• MATERIAL PROVIDED:
▼▼▼
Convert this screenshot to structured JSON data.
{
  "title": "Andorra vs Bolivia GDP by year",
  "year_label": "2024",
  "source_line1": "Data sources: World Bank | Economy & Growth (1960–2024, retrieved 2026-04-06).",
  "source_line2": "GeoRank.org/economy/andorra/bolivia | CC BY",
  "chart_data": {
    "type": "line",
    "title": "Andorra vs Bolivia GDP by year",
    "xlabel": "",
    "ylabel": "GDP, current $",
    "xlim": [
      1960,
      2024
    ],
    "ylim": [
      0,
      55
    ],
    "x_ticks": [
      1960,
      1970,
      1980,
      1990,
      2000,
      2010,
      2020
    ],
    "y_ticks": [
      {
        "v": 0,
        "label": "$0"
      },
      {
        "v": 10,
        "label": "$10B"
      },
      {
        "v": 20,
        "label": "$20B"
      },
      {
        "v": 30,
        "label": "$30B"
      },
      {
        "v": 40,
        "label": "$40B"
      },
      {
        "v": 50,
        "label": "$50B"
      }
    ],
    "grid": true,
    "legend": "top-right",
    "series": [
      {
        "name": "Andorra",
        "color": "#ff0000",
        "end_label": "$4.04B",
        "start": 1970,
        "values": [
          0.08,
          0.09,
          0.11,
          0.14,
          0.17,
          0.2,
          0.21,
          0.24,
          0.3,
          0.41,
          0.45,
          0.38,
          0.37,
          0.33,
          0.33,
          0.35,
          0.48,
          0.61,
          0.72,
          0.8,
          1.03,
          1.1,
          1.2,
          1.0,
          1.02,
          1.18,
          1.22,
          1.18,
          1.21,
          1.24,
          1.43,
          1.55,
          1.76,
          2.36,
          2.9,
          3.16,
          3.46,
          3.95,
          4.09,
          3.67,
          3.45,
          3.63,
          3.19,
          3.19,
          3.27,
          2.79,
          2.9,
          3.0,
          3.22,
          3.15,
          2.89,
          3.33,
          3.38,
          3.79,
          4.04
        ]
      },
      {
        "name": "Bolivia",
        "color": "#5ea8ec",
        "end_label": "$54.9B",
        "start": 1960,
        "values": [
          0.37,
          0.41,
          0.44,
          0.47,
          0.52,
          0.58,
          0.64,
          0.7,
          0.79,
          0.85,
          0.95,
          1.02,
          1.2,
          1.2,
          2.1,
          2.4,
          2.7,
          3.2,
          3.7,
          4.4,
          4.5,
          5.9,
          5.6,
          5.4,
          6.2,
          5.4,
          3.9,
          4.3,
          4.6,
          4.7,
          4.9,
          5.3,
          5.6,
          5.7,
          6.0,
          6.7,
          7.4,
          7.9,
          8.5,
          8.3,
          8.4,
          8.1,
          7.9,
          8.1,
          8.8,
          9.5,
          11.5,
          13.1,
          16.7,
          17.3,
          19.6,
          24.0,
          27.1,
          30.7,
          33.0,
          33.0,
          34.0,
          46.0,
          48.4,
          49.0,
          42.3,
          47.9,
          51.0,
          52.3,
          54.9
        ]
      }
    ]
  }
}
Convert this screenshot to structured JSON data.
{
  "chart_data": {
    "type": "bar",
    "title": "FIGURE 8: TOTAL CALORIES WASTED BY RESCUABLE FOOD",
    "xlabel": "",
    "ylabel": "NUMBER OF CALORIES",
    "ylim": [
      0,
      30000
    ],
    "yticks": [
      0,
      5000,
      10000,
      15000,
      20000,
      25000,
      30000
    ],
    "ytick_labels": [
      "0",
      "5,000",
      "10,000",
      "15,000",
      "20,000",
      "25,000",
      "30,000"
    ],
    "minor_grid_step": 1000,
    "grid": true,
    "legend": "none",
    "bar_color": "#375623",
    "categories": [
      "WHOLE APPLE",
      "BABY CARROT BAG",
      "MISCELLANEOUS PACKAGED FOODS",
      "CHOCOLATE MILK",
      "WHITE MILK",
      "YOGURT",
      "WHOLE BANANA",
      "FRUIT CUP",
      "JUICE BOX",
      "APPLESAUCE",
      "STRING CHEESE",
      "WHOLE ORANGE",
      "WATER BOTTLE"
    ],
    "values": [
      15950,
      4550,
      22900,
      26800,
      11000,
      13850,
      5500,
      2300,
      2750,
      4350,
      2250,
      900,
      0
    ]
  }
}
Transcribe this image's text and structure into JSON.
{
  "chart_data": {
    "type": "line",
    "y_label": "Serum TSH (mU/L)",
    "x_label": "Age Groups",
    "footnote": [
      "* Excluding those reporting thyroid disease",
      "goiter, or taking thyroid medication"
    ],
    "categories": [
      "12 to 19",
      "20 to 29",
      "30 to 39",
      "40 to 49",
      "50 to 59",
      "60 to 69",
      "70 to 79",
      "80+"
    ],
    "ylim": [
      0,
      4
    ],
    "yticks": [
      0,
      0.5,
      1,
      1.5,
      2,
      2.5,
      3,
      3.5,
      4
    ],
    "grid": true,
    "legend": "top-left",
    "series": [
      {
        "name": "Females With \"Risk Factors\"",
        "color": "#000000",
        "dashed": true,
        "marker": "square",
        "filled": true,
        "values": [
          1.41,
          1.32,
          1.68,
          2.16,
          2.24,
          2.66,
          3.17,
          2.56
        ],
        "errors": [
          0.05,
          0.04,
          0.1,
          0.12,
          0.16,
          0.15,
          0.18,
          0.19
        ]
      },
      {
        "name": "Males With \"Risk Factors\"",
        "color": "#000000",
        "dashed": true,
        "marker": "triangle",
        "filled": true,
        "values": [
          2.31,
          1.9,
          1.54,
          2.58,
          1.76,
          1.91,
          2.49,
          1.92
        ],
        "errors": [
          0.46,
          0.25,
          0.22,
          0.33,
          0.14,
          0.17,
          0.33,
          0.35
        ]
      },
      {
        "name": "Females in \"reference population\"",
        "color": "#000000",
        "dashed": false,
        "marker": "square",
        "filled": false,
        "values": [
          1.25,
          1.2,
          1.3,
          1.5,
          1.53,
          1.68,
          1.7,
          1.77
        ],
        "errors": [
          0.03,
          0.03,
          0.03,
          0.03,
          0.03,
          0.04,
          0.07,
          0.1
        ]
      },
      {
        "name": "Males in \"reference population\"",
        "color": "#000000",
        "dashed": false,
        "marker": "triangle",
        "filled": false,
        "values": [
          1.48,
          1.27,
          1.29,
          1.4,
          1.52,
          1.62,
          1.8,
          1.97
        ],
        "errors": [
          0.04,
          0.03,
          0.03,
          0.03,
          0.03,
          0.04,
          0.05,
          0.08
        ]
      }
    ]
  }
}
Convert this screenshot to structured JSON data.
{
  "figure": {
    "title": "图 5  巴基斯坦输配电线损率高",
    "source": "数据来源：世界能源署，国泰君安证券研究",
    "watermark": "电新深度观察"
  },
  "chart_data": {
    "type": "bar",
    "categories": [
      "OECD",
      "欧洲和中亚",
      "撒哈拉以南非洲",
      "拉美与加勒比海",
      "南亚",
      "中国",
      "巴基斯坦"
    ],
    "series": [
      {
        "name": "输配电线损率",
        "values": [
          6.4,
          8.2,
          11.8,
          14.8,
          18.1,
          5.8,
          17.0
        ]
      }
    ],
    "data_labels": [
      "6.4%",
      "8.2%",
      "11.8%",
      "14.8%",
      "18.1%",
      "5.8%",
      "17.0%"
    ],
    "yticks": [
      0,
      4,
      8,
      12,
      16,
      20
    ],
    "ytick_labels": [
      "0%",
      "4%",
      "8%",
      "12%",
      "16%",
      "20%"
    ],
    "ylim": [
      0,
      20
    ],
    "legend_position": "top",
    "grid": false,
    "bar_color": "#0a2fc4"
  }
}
▲▲▲
• REQUIRED TASK:
Find the lines above that include the string "title" and copy them.

• TASK RESULT:
  "title": "Andorra vs Bolivia GDP by year",
    "title": "Andorra vs Bolivia GDP by year",
    "title": "FIGURE 8: TOTAL CALORIES WASTED BY RESCUABLE FOOD",
    "title": "图 5  巴基斯坦输配电线损率高",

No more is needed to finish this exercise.